• [Extract to read]:

Observations and model predictions of dengue case counts in Foshan city, China, 2014.
(A) Model forecasts using the SVR algorithm for the dengue epidemic period between the 41st to 53rd weeks (the last 12 weeks) in 2014. The black lines represent observed values, the blue dashed lines denote model-based fitted values, the red dashed lines correspond to model-based predicted values, and the pink contours represent the corresponding 95% prediction intervals. The observations and predictions of dengue case counts are expressed as a log-scale. (B) Residuals of the SVR model for the last 12 weeks forecasts were assessed using the autocorrelation function (ACF) plot. (C) Model forecasts using the SVR algorithm for the period between the 35th to 46th weeks which covers the outbreak in dengue incidence in 2014. (D) Residuals of the SVR model for the outbreak period forecasts were assessed using the ACF plot.
Table 1.
Comparison of model performance and goodness-of-fit for support vector regression (SVR) model, step-down linear regression model (Linear), gradient boosted regression tree model (GBM), negative binomial regression model (NBM), least absolute shrinkage and selection operator (LASSO) linear regression algorithm and generalized additive model (GAM) by the means of root-mean-square error (RMSE) and R-squared, respectively.

• [Entries provided]:
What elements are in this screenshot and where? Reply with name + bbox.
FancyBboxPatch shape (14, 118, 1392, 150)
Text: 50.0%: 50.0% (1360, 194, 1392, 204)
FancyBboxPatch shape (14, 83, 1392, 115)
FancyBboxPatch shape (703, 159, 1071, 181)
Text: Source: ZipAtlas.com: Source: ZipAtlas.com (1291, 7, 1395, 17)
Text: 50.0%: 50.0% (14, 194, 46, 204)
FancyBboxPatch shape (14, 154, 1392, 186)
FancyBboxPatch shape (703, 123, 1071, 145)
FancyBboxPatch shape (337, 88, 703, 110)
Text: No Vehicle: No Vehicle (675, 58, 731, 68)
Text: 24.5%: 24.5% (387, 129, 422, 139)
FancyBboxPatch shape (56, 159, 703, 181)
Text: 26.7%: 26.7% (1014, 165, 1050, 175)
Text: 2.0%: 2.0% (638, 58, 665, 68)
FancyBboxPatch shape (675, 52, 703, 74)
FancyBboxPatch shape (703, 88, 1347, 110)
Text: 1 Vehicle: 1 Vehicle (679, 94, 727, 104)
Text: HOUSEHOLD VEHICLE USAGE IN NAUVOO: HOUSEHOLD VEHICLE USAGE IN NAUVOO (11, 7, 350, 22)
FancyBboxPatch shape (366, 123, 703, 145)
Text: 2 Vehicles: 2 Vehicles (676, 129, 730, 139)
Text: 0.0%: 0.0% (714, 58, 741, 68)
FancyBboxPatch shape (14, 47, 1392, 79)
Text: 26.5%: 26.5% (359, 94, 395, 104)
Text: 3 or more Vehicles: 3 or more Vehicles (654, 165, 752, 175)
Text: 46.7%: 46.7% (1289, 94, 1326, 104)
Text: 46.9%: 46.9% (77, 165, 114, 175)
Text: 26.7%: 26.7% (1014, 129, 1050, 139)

• [Description of the task]:
List every model that Table 1 of the dengue forecasting text above compares. Give each model's full name with its abbreviation.

• [Output for this exercise]:
- Support vector regression model (SVR)
- Step-down linear regression model (Linear)
- Gradient boosted regression tree model (GBM)
- Negative binomial regression model (NBM)
- Least absolute shrinkage and selection operator linear regression algorithm (LASSO)
- Generalized additive model (GAM)